Stored records
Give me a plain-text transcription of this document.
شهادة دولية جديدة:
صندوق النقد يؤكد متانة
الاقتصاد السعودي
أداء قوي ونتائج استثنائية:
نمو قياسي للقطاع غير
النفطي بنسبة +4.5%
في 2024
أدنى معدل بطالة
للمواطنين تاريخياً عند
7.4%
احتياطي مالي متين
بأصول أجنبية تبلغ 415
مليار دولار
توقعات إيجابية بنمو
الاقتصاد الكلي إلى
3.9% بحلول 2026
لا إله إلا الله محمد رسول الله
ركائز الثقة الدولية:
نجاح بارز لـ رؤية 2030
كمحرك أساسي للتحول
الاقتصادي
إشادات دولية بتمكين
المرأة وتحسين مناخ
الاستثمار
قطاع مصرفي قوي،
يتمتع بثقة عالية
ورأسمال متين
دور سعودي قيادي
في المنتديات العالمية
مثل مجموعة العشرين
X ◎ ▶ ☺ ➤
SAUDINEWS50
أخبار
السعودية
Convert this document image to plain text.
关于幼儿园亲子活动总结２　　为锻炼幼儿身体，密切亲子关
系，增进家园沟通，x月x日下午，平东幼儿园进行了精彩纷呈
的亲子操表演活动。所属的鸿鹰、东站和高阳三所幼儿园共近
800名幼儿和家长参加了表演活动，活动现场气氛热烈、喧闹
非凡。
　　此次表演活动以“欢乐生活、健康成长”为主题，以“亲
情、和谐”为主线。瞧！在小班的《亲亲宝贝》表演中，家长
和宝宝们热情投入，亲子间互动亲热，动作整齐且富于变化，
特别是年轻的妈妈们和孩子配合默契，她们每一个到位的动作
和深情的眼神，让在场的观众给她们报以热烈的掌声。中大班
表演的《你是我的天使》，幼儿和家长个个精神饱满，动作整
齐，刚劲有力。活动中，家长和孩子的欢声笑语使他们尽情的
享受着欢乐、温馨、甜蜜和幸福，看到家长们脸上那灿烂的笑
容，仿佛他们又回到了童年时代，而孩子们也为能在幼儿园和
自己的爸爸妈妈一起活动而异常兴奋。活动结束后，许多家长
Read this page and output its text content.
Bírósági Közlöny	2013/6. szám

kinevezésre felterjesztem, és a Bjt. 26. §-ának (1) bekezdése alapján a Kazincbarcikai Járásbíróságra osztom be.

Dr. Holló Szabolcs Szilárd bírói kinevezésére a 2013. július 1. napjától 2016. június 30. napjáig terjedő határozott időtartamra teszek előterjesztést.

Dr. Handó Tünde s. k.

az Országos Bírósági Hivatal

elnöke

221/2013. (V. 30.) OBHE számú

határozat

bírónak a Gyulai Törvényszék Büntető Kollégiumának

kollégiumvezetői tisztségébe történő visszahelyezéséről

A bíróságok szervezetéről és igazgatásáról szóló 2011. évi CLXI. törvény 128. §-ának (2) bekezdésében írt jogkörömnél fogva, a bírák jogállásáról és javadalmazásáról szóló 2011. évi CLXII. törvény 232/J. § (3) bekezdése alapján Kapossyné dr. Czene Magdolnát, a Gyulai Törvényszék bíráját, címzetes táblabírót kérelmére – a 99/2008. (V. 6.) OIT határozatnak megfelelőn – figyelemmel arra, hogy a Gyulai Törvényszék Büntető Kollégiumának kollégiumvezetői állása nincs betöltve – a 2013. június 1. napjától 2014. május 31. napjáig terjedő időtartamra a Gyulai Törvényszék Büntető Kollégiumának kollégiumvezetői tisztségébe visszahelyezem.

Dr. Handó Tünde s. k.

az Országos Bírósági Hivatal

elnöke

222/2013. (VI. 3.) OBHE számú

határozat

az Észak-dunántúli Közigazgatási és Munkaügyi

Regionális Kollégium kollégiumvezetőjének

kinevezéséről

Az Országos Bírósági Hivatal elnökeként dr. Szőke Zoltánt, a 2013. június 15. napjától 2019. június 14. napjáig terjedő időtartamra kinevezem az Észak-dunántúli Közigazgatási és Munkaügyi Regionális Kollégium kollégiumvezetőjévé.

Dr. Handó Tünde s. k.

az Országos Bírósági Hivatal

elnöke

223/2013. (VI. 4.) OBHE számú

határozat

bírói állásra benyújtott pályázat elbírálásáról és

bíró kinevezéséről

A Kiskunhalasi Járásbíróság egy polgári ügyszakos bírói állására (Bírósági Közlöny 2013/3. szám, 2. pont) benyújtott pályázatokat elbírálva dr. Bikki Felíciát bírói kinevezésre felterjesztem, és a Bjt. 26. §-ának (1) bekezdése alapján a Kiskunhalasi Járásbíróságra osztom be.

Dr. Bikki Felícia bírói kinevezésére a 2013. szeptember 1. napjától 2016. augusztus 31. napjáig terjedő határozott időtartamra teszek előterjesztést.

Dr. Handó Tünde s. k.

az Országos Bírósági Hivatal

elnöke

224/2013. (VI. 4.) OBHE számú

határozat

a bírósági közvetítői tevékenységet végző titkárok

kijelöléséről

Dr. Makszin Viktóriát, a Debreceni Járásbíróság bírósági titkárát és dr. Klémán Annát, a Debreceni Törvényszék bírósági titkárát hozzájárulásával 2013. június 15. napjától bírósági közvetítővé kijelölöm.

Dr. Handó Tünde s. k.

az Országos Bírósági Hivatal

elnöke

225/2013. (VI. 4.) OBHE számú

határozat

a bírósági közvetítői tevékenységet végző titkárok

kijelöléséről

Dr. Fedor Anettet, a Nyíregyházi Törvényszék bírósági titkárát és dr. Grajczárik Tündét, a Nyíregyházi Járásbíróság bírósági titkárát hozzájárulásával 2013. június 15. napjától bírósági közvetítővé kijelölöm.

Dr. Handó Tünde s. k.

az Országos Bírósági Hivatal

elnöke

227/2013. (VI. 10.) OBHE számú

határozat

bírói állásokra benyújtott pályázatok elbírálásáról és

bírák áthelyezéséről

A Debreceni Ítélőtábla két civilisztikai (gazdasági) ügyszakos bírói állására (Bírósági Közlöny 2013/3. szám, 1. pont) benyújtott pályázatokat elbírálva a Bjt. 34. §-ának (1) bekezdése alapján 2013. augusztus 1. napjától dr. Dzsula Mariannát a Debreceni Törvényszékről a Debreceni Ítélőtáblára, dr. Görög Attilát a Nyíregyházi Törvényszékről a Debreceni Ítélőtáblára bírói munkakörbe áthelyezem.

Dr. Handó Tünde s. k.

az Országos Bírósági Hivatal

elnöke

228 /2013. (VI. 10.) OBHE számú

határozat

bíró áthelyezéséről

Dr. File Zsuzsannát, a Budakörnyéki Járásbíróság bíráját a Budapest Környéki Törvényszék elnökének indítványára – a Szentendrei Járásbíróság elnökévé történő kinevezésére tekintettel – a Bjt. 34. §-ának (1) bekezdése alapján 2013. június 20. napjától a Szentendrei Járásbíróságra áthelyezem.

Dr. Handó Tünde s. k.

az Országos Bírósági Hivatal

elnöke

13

EXERCISE REQUIREMENTS:
State how many lines of the records above contain the word "Büntető", and give only that number.

CORRECT RESULT:
2